• Requirement: Find how many lines in the material hold the word "Pauline", then state that number and nothing more.

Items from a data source
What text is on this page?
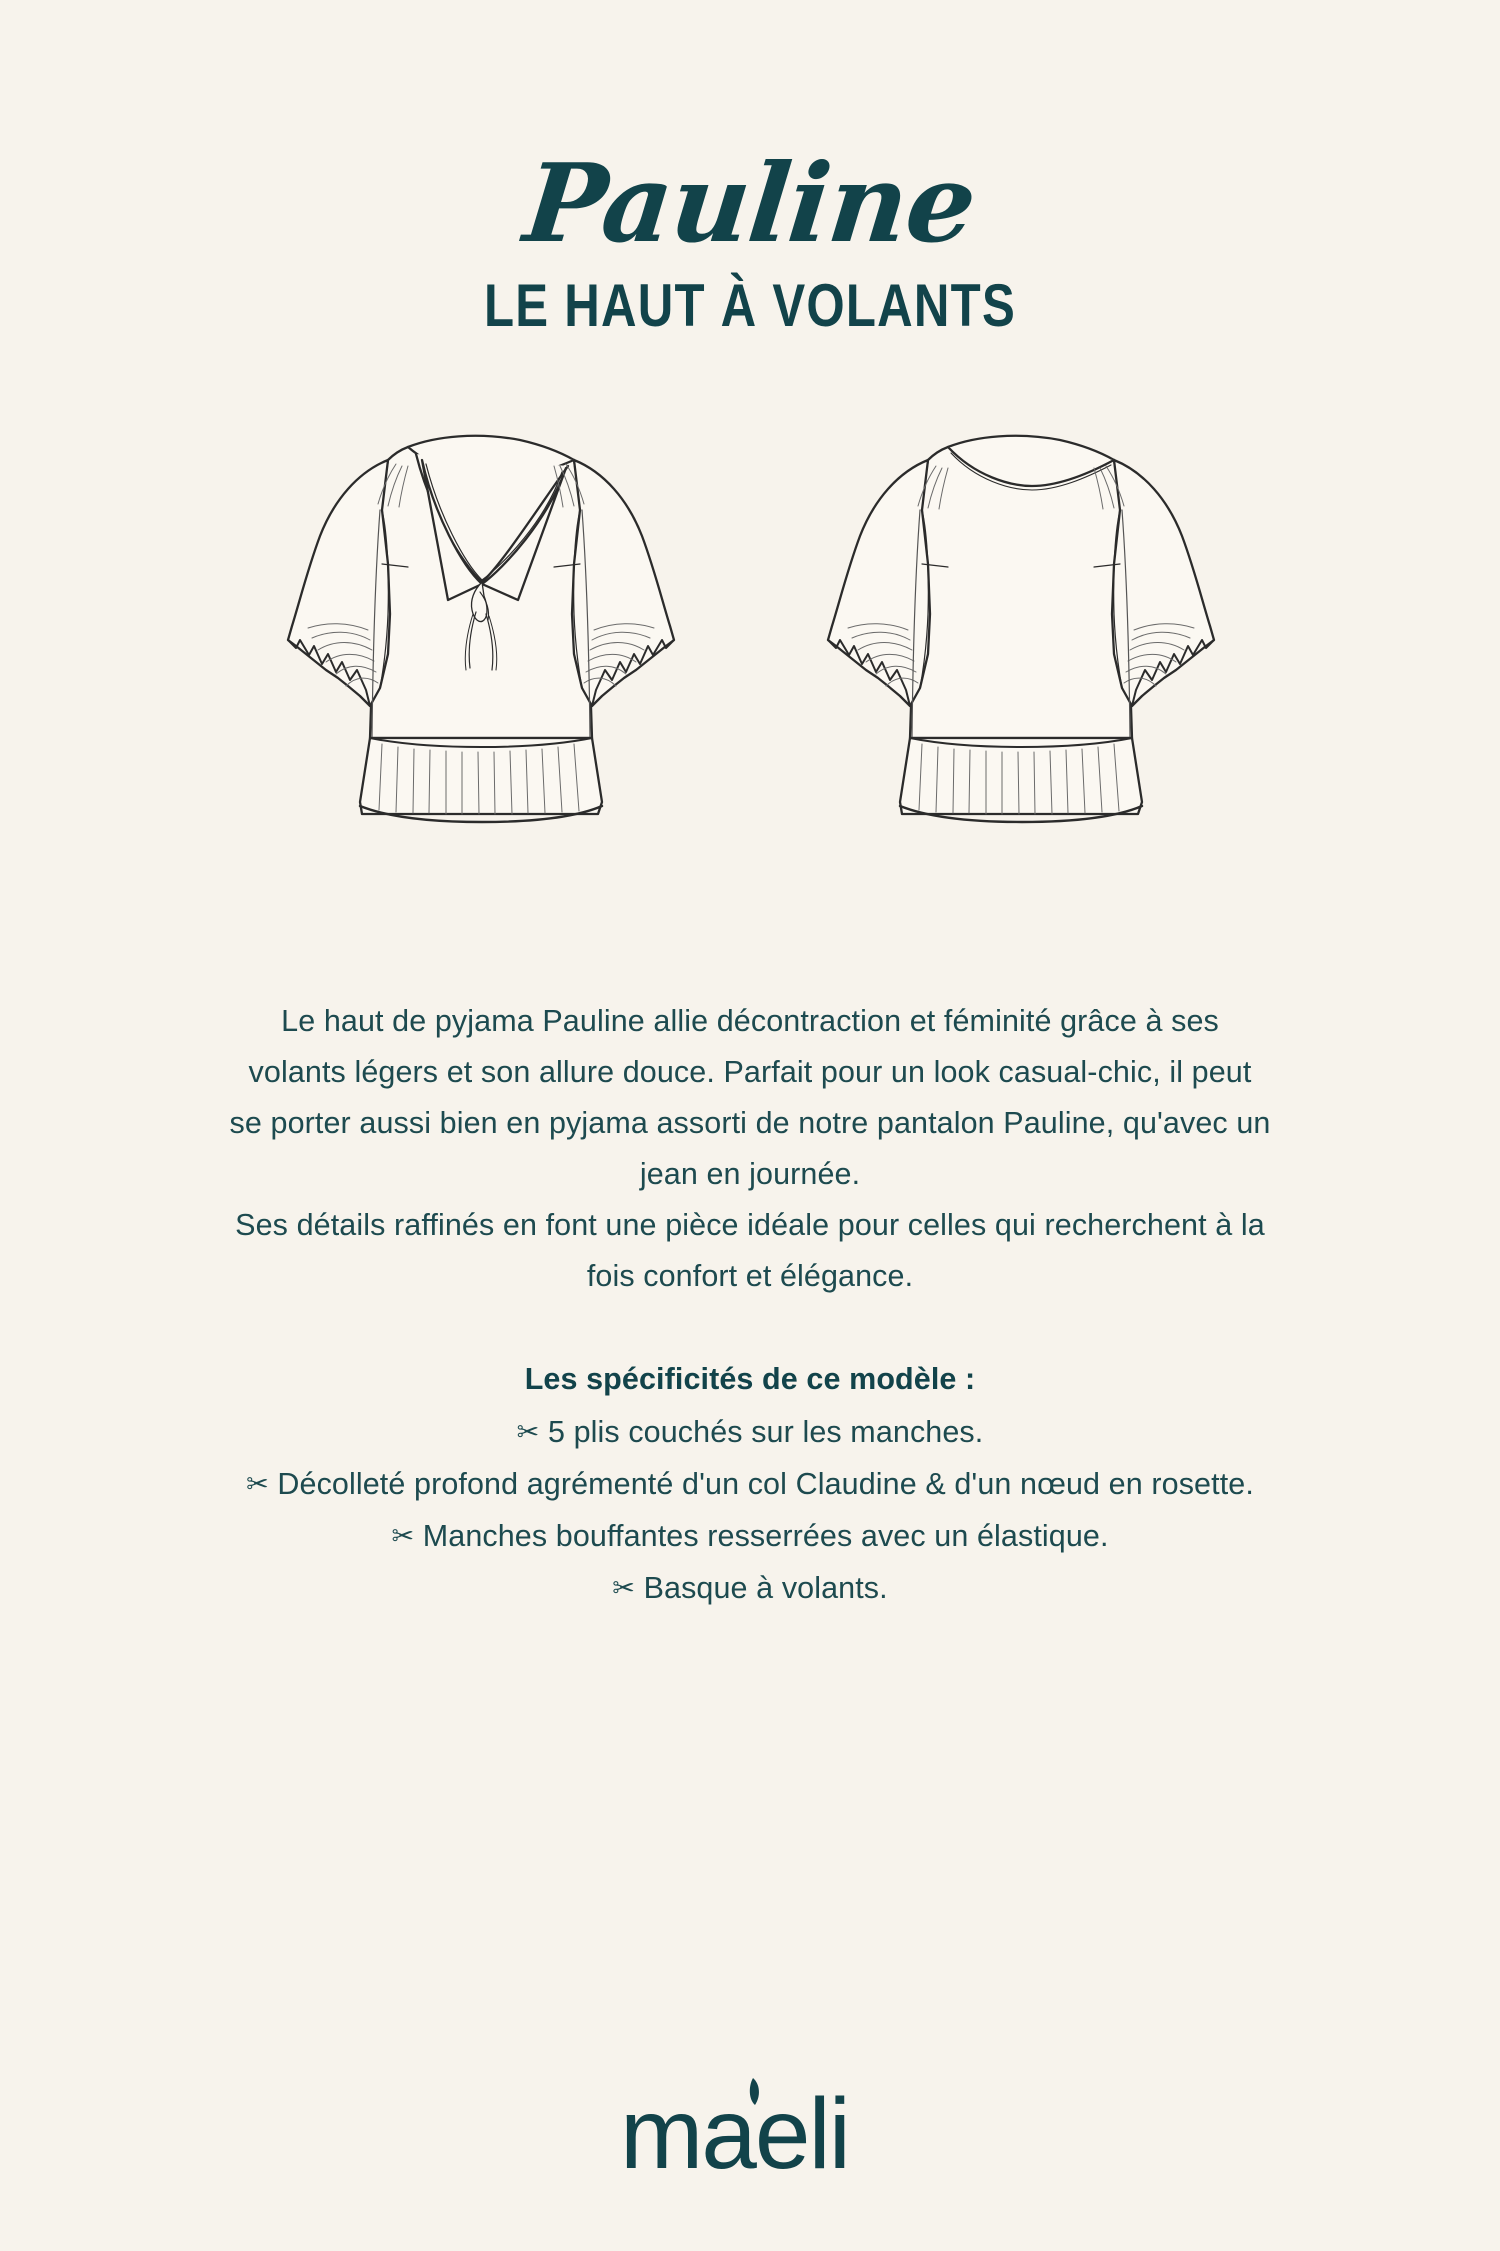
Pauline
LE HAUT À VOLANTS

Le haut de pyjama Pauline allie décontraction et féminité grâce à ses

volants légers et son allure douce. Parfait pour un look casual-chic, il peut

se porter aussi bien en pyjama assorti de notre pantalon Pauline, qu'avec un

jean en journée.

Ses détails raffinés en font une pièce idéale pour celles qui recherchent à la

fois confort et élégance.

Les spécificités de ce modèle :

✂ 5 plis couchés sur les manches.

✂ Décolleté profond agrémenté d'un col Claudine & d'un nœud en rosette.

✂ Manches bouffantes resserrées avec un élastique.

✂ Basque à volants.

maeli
...
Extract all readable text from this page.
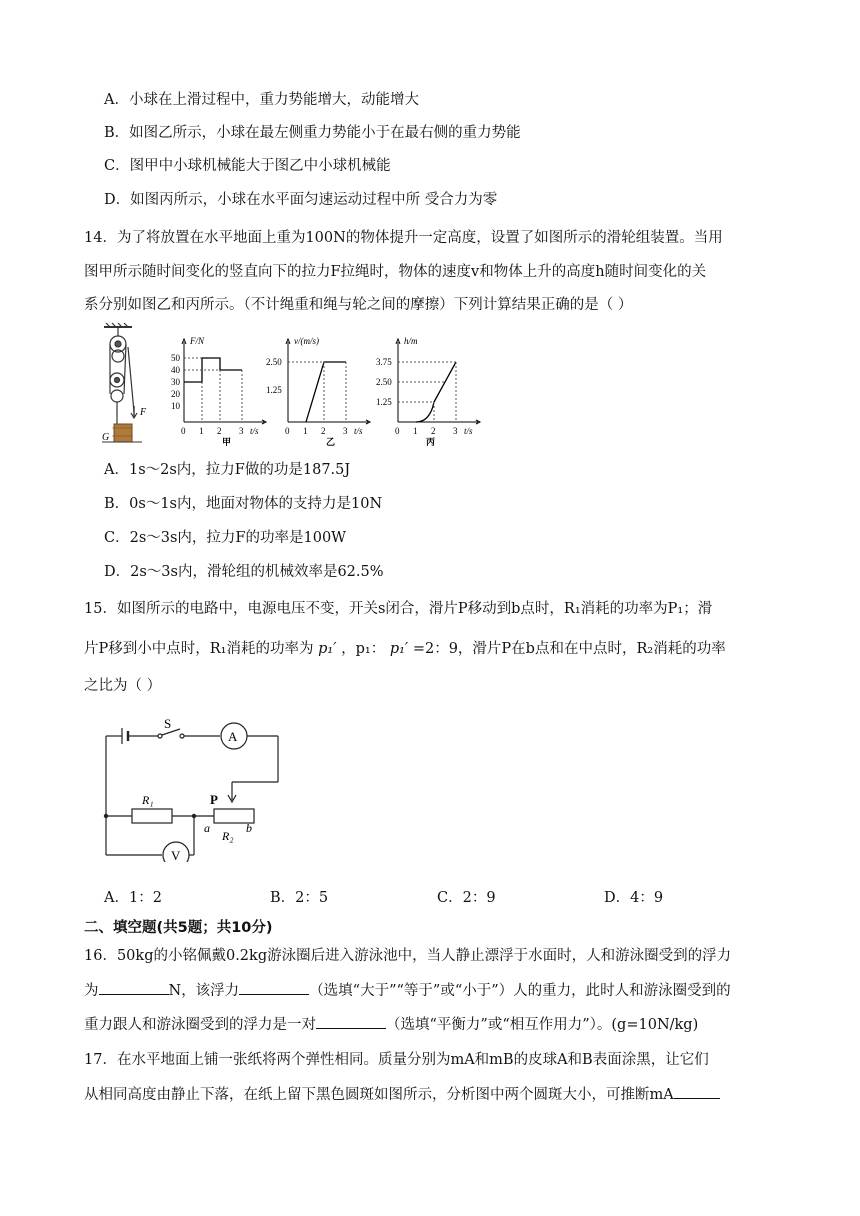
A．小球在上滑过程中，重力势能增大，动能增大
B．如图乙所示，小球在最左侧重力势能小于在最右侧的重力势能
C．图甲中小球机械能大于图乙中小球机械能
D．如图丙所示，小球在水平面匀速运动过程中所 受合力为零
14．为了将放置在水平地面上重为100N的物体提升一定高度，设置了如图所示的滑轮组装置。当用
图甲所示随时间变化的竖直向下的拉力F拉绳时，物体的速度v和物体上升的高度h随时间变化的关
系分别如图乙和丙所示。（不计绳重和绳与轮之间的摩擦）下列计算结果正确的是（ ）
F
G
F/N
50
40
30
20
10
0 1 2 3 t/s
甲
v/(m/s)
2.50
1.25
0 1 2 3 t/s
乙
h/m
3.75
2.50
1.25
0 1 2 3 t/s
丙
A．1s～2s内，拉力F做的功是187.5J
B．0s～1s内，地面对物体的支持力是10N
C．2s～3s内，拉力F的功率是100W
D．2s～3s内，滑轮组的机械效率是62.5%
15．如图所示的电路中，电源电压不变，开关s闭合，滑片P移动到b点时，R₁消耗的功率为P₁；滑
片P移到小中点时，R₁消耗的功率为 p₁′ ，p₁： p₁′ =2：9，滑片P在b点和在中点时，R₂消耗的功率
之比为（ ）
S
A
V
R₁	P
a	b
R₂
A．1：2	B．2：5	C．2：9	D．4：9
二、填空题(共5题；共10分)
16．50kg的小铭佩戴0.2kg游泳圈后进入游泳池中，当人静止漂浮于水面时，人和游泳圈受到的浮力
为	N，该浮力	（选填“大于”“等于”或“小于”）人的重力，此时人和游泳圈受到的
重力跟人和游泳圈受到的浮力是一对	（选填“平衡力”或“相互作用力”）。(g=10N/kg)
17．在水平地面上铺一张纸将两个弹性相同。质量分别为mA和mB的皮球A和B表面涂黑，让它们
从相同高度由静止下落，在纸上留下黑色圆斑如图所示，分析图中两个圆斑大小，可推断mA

• Result of this exercise: 3